Short problem: Your task is to output the data exactly as it stands.

Provided data:
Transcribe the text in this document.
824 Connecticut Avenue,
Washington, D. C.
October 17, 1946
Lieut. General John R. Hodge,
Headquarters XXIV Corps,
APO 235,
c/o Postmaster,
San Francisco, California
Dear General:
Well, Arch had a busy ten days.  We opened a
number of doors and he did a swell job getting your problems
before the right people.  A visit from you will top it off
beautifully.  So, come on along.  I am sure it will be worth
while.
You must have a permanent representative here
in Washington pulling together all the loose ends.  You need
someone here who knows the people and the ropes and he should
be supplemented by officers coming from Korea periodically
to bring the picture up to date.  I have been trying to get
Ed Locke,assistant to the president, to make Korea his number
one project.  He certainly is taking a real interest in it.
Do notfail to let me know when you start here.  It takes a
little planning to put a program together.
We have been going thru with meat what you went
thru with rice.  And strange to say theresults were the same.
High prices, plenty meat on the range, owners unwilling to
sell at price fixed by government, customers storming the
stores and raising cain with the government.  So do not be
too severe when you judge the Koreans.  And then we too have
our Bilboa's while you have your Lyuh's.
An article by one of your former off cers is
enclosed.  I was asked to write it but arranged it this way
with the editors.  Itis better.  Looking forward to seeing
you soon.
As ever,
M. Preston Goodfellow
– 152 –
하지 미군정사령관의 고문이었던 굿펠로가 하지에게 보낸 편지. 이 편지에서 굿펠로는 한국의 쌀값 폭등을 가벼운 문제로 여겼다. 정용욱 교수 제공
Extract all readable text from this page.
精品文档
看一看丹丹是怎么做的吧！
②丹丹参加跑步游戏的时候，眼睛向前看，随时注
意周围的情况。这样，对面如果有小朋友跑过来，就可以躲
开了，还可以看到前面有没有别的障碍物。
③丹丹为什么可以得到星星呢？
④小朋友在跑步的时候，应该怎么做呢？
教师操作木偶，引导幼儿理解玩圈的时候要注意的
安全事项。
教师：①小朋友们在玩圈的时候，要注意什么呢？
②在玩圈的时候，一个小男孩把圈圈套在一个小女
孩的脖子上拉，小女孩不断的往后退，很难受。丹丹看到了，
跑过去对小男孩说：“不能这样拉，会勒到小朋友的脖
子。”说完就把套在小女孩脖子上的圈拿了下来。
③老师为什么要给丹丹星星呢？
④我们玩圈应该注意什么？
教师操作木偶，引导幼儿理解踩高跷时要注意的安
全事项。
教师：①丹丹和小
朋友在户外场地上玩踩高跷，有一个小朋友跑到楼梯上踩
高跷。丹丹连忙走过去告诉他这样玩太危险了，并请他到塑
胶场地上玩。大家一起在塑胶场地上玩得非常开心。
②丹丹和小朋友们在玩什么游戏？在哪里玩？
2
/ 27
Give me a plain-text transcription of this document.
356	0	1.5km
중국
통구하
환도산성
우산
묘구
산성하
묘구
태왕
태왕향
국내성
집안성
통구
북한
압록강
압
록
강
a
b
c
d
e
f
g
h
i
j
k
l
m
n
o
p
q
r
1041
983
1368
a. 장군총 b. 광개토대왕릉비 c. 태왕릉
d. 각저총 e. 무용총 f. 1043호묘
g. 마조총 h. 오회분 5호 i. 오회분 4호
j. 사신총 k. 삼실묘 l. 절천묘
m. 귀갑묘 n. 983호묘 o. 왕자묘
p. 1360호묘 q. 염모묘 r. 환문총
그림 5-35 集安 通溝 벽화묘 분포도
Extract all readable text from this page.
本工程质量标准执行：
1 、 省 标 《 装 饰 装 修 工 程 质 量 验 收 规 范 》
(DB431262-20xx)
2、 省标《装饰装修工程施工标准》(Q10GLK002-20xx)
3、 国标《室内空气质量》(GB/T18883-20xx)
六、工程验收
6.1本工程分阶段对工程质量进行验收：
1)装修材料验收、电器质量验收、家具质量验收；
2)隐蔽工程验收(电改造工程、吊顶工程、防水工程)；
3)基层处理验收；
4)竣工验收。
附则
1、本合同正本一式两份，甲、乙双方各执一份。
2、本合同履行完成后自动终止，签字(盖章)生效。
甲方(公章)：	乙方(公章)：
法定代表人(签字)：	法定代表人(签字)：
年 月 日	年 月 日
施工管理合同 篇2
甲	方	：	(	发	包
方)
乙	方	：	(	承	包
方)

The response:
Transcribe the text in this document.
824 Connecticut Avenue,
Washington, D. C.
October 17, 1946
Lieut. General John R. Hodge,
Headquarters XXIV Corps,
APO 235,
c/o Postmaster,
San Francisco, California
Dear General:
Well, Arch had a busy ten days.  We opened a
number of doors and he did a swell job getting your problems
before the right people.  A visit from you will top it off
beautifully.  So, come on along.  I am sure it will be worth
while.
You must have a permanent representative here
in Washington pulling together all the loose ends.  You need
someone here who knows the people and the ropes and he should
be supplemented by officers coming from Korea periodically
to bring the picture up to date.  I have been trying to get
Ed Locke,assistant to the president, to make Korea his number
one project.  He certainly is taking a real interest in it.
Do notfail to let me know when you start here.  It takes a
little planning to put a program together.
We have been going thru with meat what you went
thru with rice.  And strange to say theresults were the same.
High prices, plenty meat on the range, owners unwilling to
sell at price fixed by government, customers storming the
stores and raising cain with the government.  So do not be
too severe when you judge the Koreans.  And then we too have
our Bilboa's while you have your Lyuh's.
An article by one of your former off cers is
enclosed.  I was asked to write it but arranged it this way
with the editors.  Itis better.  Looking forward to seeing
you soon.
As ever,
M. Preston Goodfellow
– 152 –
하지 미군정사령관의 고문이었던 굿펠로가 하지에게 보낸 편지. 이 편지에서 굿펠로는 한국의 쌀값 폭등을 가벼운 문제로 여겼다. 정용욱 교수 제공
Extract all readable text from this page.
精品文档
看一看丹丹是怎么做的吧！
②丹丹参加跑步游戏的时候，眼睛向前看，随时注
意周围的情况。这样，对面如果有小朋友跑过来，就可以躲
开了，还可以看到前面有没有别的障碍物。
③丹丹为什么可以得到星星呢？
④小朋友在跑步的时候，应该怎么做呢？
教师操作木偶，引导幼儿理解玩圈的时候要注意的
安全事项。
教师：①小朋友们在玩圈的时候，要注意什么呢？
②在玩圈的时候，一个小男孩把圈圈套在一个小女
孩的脖子上拉，小女孩不断的往后退，很难受。丹丹看到了，
跑过去对小男孩说：“不能这样拉，会勒到小朋友的脖
子。”说完就把套在小女孩脖子上的圈拿了下来。
③老师为什么要给丹丹星星呢？
④我们玩圈应该注意什么？
教师操作木偶，引导幼儿理解踩高跷时要注意的安
全事项。
教师：①丹丹和小
朋友在户外场地上玩踩高跷，有一个小朋友跑到楼梯上踩
高跷。丹丹连忙走过去告诉他这样玩太危险了，并请他到塑
胶场地上玩。大家一起在塑胶场地上玩得非常开心。
②丹丹和小朋友们在玩什么游戏？在哪里玩？
2
/ 27
Give me a plain-text transcription of this document.
356	0	1.5km
중국
통구하
환도산성
우산
묘구
산성하
묘구
태왕
태왕향
국내성
집안성
통구
북한
압록강
압
록
강
a
b
c
d
e
f
g
h
i
j
k
l
m
n
o
p
q
r
1041
983
1368
a. 장군총 b. 광개토대왕릉비 c. 태왕릉
d. 각저총 e. 무용총 f. 1043호묘
g. 마조총 h. 오회분 5호 i. 오회분 4호
j. 사신총 k. 삼실묘 l. 절천묘
m. 귀갑묘 n. 983호묘 o. 왕자묘
p. 1360호묘 q. 염모묘 r. 환문총
그림 5-35 集安 通溝 벽화묘 분포도
Extract all readable text from this page.
本工程质量标准执行：
1 、 省 标 《 装 饰 装 修 工 程 质 量 验 收 规 范 》
(DB431262-20xx)
2、 省标《装饰装修工程施工标准》(Q10GLK002-20xx)
3、 国标《室内空气质量》(GB/T18883-20xx)
六、工程验收
6.1本工程分阶段对工程质量进行验收：
1)装修材料验收、电器质量验收、家具质量验收；
2)隐蔽工程验收(电改造工程、吊顶工程、防水工程)；
3)基层处理验收；
4)竣工验收。
附则
1、本合同正本一式两份，甲、乙双方各执一份。
2、本合同履行完成后自动终止，签字(盖章)生效。
甲方(公章)：	乙方(公章)：
法定代表人(签字)：	法定代表人(签字)：
年 月 日	年 月 日
施工管理合同 篇2
甲	方	：	(	发	包
方)
乙	方	：	(	承	包
方)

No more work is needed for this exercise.